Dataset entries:
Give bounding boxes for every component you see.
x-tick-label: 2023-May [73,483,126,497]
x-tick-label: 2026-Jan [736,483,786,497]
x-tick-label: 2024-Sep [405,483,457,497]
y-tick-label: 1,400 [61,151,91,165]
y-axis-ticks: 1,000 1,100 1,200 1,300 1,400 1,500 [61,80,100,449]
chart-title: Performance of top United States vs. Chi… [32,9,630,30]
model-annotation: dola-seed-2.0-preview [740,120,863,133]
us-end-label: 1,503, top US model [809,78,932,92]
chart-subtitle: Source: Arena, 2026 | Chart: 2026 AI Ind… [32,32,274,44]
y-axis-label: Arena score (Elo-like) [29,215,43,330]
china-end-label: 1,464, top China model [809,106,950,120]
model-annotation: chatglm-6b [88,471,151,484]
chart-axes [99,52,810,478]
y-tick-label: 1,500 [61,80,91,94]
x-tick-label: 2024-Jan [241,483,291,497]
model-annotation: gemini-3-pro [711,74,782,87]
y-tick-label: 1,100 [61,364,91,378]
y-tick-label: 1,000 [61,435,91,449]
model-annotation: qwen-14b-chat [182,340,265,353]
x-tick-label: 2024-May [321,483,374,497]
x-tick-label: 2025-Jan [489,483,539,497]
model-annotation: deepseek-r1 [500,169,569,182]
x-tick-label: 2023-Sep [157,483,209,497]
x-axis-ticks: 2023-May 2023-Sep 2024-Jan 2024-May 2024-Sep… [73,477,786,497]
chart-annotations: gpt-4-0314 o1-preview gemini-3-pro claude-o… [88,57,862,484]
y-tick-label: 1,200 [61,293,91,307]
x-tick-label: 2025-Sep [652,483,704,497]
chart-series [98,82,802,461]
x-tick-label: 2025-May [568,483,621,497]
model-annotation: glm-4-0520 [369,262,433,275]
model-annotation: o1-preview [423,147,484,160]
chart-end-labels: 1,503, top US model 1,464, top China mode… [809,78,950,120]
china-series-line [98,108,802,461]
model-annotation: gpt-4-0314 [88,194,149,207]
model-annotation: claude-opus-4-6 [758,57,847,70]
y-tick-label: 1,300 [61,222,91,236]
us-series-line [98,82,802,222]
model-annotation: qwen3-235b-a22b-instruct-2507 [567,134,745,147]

## What to produce
Reproduce every line of the data above verbatim.

## The answer
Give bounding boxes for every component you see.
x-tick-label: 2023-May [73,483,126,497]
x-tick-label: 2026-Jan [736,483,786,497]
x-tick-label: 2024-Sep [405,483,457,497]
y-tick-label: 1,400 [61,151,91,165]
y-axis-ticks: 1,000 1,100 1,200 1,300 1,400 1,500 [61,80,100,449]
chart-title: Performance of top United States vs. Chi… [32,9,630,30]
model-annotation: dola-seed-2.0-preview [740,120,863,133]
us-end-label: 1,503, top US model [809,78,932,92]
chart-subtitle: Source: Arena, 2026 | Chart: 2026 AI Ind… [32,32,274,44]
y-axis-label: Arena score (Elo-like) [29,215,43,330]
china-end-label: 1,464, top China model [809,106,950,120]
model-annotation: chatglm-6b [88,471,151,484]
chart-axes [99,52,810,478]
y-tick-label: 1,500 [61,80,91,94]
x-tick-label: 2024-Jan [241,483,291,497]
model-annotation: gemini-3-pro [711,74,782,87]
y-tick-label: 1,100 [61,364,91,378]
y-tick-label: 1,000 [61,435,91,449]
model-annotation: qwen-14b-chat [182,340,265,353]
x-tick-label: 2024-May [321,483,374,497]
x-tick-label: 2025-Jan [489,483,539,497]
model-annotation: deepseek-r1 [500,169,569,182]
x-tick-label: 2023-Sep [157,483,209,497]
x-axis-ticks: 2023-May 2023-Sep 2024-Jan 2024-May 2024-Sep… [73,477,786,497]
chart-annotations: gpt-4-0314 o1-preview gemini-3-pro claude-o… [88,57,862,484]
y-tick-label: 1,200 [61,293,91,307]
x-tick-label: 2025-Sep [652,483,704,497]
chart-series [98,82,802,461]
x-tick-label: 2025-May [568,483,621,497]
model-annotation: glm-4-0520 [369,262,433,275]
model-annotation: o1-preview [423,147,484,160]
chart-end-labels: 1,503, top US model 1,464, top China mode… [809,78,950,120]
china-series-line [98,108,802,461]
model-annotation: gpt-4-0314 [88,194,149,207]
model-annotation: claude-opus-4-6 [758,57,847,70]
y-tick-label: 1,300 [61,222,91,236]
us-series-line [98,82,802,222]
model-annotation: qwen3-235b-a22b-instruct-2507 [567,134,745,147]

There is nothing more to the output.